• _WORK INSTRUCTIONS_: Copy the data that follows, character for character, minus the pictures.

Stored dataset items
--- Start ---

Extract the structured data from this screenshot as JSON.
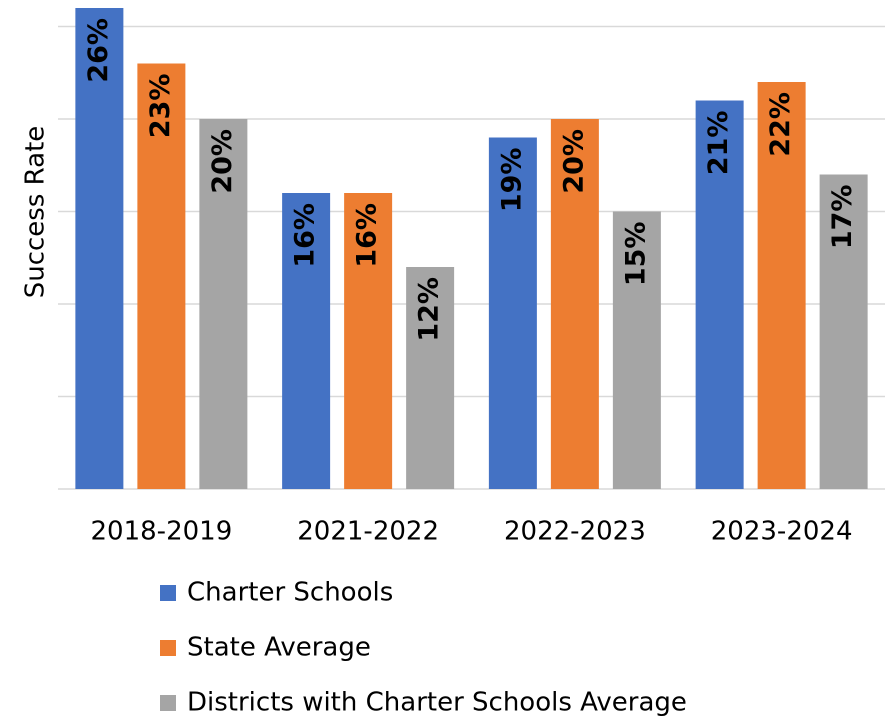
{
  "chart_data": {
    "type": "bar",
    "y_label": "Success Rate",
    "categories": [
      "2018-2019",
      "2021-2022",
      "2022-2023",
      "2023-2024"
    ],
    "series": [
      {
        "name": "Charter Schools",
        "color": "#4472c4",
        "values": [
          26,
          16,
          19,
          21
        ],
        "value_labels": [
          "26%",
          "16%",
          "19%",
          "21%"
        ]
      },
      {
        "name": "State Average",
        "color": "#ed7d31",
        "values": [
          23,
          16,
          20,
          22
        ],
        "value_labels": [
          "23%",
          "16%",
          "20%",
          "22%"
        ]
      },
      {
        "name": "Districts with Charter Schools Average",
        "color": "#a5a5a5",
        "values": [
          20,
          12,
          15,
          17
        ],
        "value_labels": [
          "20%",
          "12%",
          "15%",
          "17%"
        ]
      }
    ],
    "ylim": [
      0,
      26
    ],
    "yticks": [
      0,
      5,
      10,
      15,
      20,
      25
    ],
    "grid": true,
    "legend": "bottom"
  }
}
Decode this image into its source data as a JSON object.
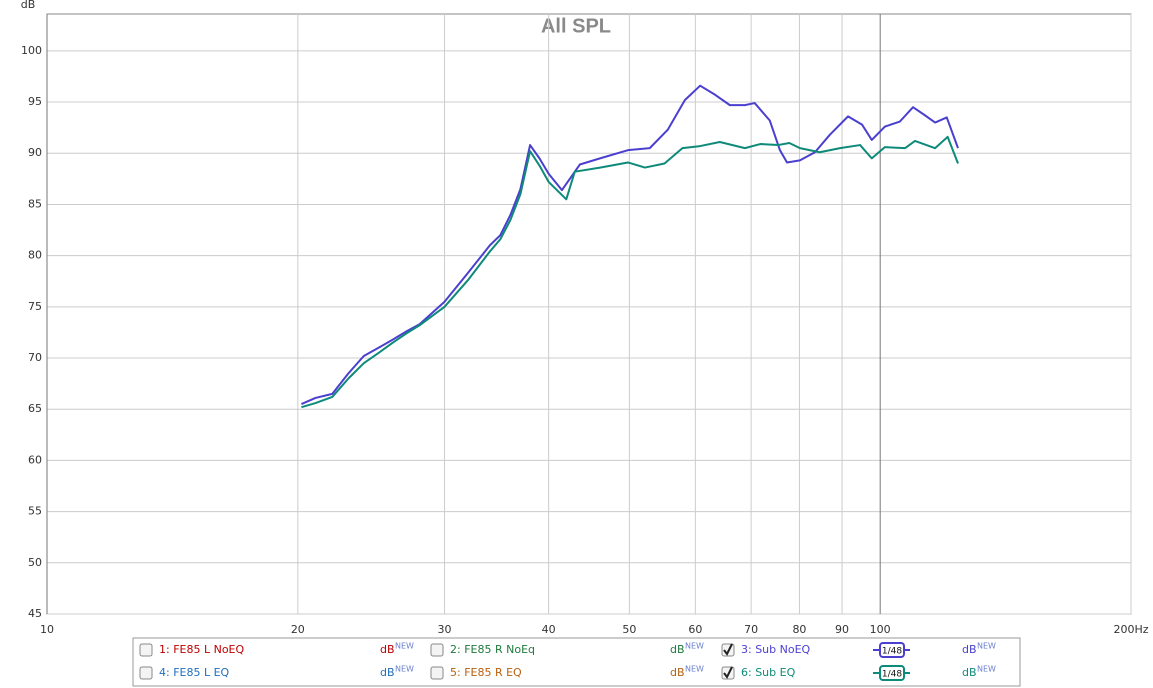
{
  "chart_data": {
    "type": "line",
    "title": "All SPL",
    "y_label": "dB",
    "xscale": "log",
    "xlim": [
      10,
      200
    ],
    "ylim": [
      45,
      103.6
    ],
    "xticks": [
      10,
      20,
      30,
      40,
      50,
      60,
      70,
      80,
      90,
      100,
      {
        "value": 200,
        "label": "200Hz"
      }
    ],
    "yticks": [
      45,
      50,
      55,
      60,
      65,
      70,
      75,
      80,
      85,
      90,
      95,
      100
    ],
    "grid": true,
    "unit": "dB",
    "unit_tag": "NEW",
    "smoothing": "1/48",
    "series": [
      {
        "name": "1: FE85 L NoEQ",
        "color": "#c00000",
        "checked": false,
        "x": [],
        "values": []
      },
      {
        "name": "2: FE85 R NoEq",
        "color": "#1e7a3c",
        "checked": false,
        "x": [],
        "values": []
      },
      {
        "name": "3: Sub NoEQ",
        "color": "#4b3fcf",
        "checked": true,
        "x": [
          20.2,
          21,
          22,
          23,
          24,
          25,
          26,
          27,
          28,
          30,
          32,
          34,
          35,
          36,
          37,
          38,
          39,
          40,
          41.5,
          43.6,
          46.1,
          49.8,
          52.9,
          55.6,
          58.3,
          60.8,
          63.4,
          66.0,
          68.8,
          70.7,
          73.7,
          75.8,
          77.3,
          80.1,
          83.5,
          87.0,
          91.5,
          95.1,
          97.7,
          101.3,
          105.6,
          109.5,
          113.2,
          116.4,
          120.2,
          124.0
        ],
        "values": [
          65.5,
          66.1,
          66.5,
          68.5,
          70.2,
          71.0,
          71.8,
          72.6,
          73.3,
          75.5,
          78.3,
          81.0,
          82.0,
          84.0,
          86.5,
          90.8,
          89.5,
          88.0,
          86.4,
          88.9,
          89.5,
          90.3,
          90.5,
          92.3,
          95.2,
          96.6,
          95.7,
          94.7,
          94.7,
          94.9,
          93.2,
          90.3,
          89.1,
          89.3,
          90.1,
          91.8,
          93.6,
          92.8,
          91.3,
          92.6,
          93.1,
          94.5,
          93.7,
          93.0,
          93.5,
          90.5
        ]
      },
      {
        "name": "4: FE85 L EQ",
        "color": "#1f6fc0",
        "checked": false,
        "x": [],
        "values": []
      },
      {
        "name": "5: FE85 R EQ",
        "color": "#b8610e",
        "checked": false,
        "x": [],
        "values": []
      },
      {
        "name": "6: Sub EQ",
        "color": "#0e8a7a",
        "checked": true,
        "x": [
          20.2,
          21,
          22,
          23,
          24,
          25,
          26,
          27,
          28,
          30,
          32,
          34,
          35,
          36,
          37,
          38,
          39,
          40,
          42,
          43.0,
          46.1,
          49.8,
          52.2,
          55.1,
          57.9,
          60.8,
          64.2,
          68.8,
          71.8,
          75.4,
          77.8,
          80.1,
          84.6,
          89.5,
          94.6,
          97.7,
          101.3,
          107.1,
          110.1,
          116.4,
          120.5,
          124.0
        ],
        "values": [
          65.2,
          65.6,
          66.2,
          68.0,
          69.5,
          70.5,
          71.5,
          72.4,
          73.2,
          75.0,
          77.6,
          80.4,
          81.6,
          83.5,
          86.0,
          90.2,
          88.8,
          87.2,
          85.5,
          88.2,
          88.6,
          89.1,
          88.6,
          89.0,
          90.5,
          90.7,
          91.1,
          90.5,
          90.9,
          90.8,
          91.0,
          90.5,
          90.1,
          90.5,
          90.8,
          89.5,
          90.6,
          90.5,
          91.2,
          90.5,
          91.6,
          89.0
        ]
      }
    ]
  }
}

--- End ---

• _RESULT_:
Extract the structured data from this screenshot as JSON.
{
  "chart_data": {
    "type": "bar",
    "y_label": "Success Rate",
    "categories": [
      "2018-2019",
      "2021-2022",
      "2022-2023",
      "2023-2024"
    ],
    "series": [
      {
        "name": "Charter Schools",
        "color": "#4472c4",
        "values": [
          26,
          16,
          19,
          21
        ],
        "value_labels": [
          "26%",
          "16%",
          "19%",
          "21%"
        ]
      },
      {
        "name": "State Average",
        "color": "#ed7d31",
        "values": [
          23,
          16,
          20,
          22
        ],
        "value_labels": [
          "23%",
          "16%",
          "20%",
          "22%"
        ]
      },
      {
        "name": "Districts with Charter Schools Average",
        "color": "#a5a5a5",
        "values": [
          20,
          12,
          15,
          17
        ],
        "value_labels": [
          "20%",
          "12%",
          "15%",
          "17%"
        ]
      }
    ],
    "ylim": [
      0,
      26
    ],
    "yticks": [
      0,
      5,
      10,
      15,
      20,
      25
    ],
    "grid": true,
    "legend": "bottom"
  }
}
Decode this image into its source data as a JSON object.
{
  "chart_data": {
    "type": "line",
    "title": "All SPL",
    "y_label": "dB",
    "xscale": "log",
    "xlim": [
      10,
      200
    ],
    "ylim": [
      45,
      103.6
    ],
    "xticks": [
      10,
      20,
      30,
      40,
      50,
      60,
      70,
      80,
      90,
      100,
      {
        "value": 200,
        "label": "200Hz"
      }
    ],
    "yticks": [
      45,
      50,
      55,
      60,
      65,
      70,
      75,
      80,
      85,
      90,
      95,
      100
    ],
    "grid": true,
    "unit": "dB",
    "unit_tag": "NEW",
    "smoothing": "1/48",
    "series": [
      {
        "name": "1: FE85 L NoEQ",
        "color": "#c00000",
        "checked": false,
        "x": [],
        "values": []
      },
      {
        "name": "2: FE85 R NoEq",
        "color": "#1e7a3c",
        "checked": false,
        "x": [],
        "values": []
      },
      {
        "name": "3: Sub NoEQ",
        "color": "#4b3fcf",
        "checked": true,
        "x": [
          20.2,
          21,
          22,
          23,
          24,
          25,
          26,
          27,
          28,
          30,
          32,
          34,
          35,
          36,
          37,
          38,
          39,
          40,
          41.5,
          43.6,
          46.1,
          49.8,
          52.9,
          55.6,
          58.3,
          60.8,
          63.4,
          66.0,
          68.8,
          70.7,
          73.7,
          75.8,
          77.3,
          80.1,
          83.5,
          87.0,
          91.5,
          95.1,
          97.7,
          101.3,
          105.6,
          109.5,
          113.2,
          116.4,
          120.2,
          124.0
        ],
        "values": [
          65.5,
          66.1,
          66.5,
          68.5,
          70.2,
          71.0,
          71.8,
          72.6,
          73.3,
          75.5,
          78.3,
          81.0,
          82.0,
          84.0,
          86.5,
          90.8,
          89.5,
          88.0,
          86.4,
          88.9,
          89.5,
          90.3,
          90.5,
          92.3,
          95.2,
          96.6,
          95.7,
          94.7,
          94.7,
          94.9,
          93.2,
          90.3,
          89.1,
          89.3,
          90.1,
          91.8,
          93.6,
          92.8,
          91.3,
          92.6,
          93.1,
          94.5,
          93.7,
          93.0,
          93.5,
          90.5
        ]
      },
      {
        "name": "4: FE85 L EQ",
        "color": "#1f6fc0",
        "checked": false,
        "x": [],
        "values": []
      },
      {
        "name": "5: FE85 R EQ",
        "color": "#b8610e",
        "checked": false,
        "x": [],
        "values": []
      },
      {
        "name": "6: Sub EQ",
        "color": "#0e8a7a",
        "checked": true,
        "x": [
          20.2,
          21,
          22,
          23,
          24,
          25,
          26,
          27,
          28,
          30,
          32,
          34,
          35,
          36,
          37,
          38,
          39,
          40,
          42,
          43.0,
          46.1,
          49.8,
          52.2,
          55.1,
          57.9,
          60.8,
          64.2,
          68.8,
          71.8,
          75.4,
          77.8,
          80.1,
          84.6,
          89.5,
          94.6,
          97.7,
          101.3,
          107.1,
          110.1,
          116.4,
          120.5,
          124.0
        ],
        "values": [
          65.2,
          65.6,
          66.2,
          68.0,
          69.5,
          70.5,
          71.5,
          72.4,
          73.2,
          75.0,
          77.6,
          80.4,
          81.6,
          83.5,
          86.0,
          90.2,
          88.8,
          87.2,
          85.5,
          88.2,
          88.6,
          89.1,
          88.6,
          89.0,
          90.5,
          90.7,
          91.1,
          90.5,
          90.9,
          90.8,
          91.0,
          90.5,
          90.1,
          90.5,
          90.8,
          89.5,
          90.6,
          90.5,
          91.2,
          90.5,
          91.6,
          89.0
        ]
      }
    ]
  }
}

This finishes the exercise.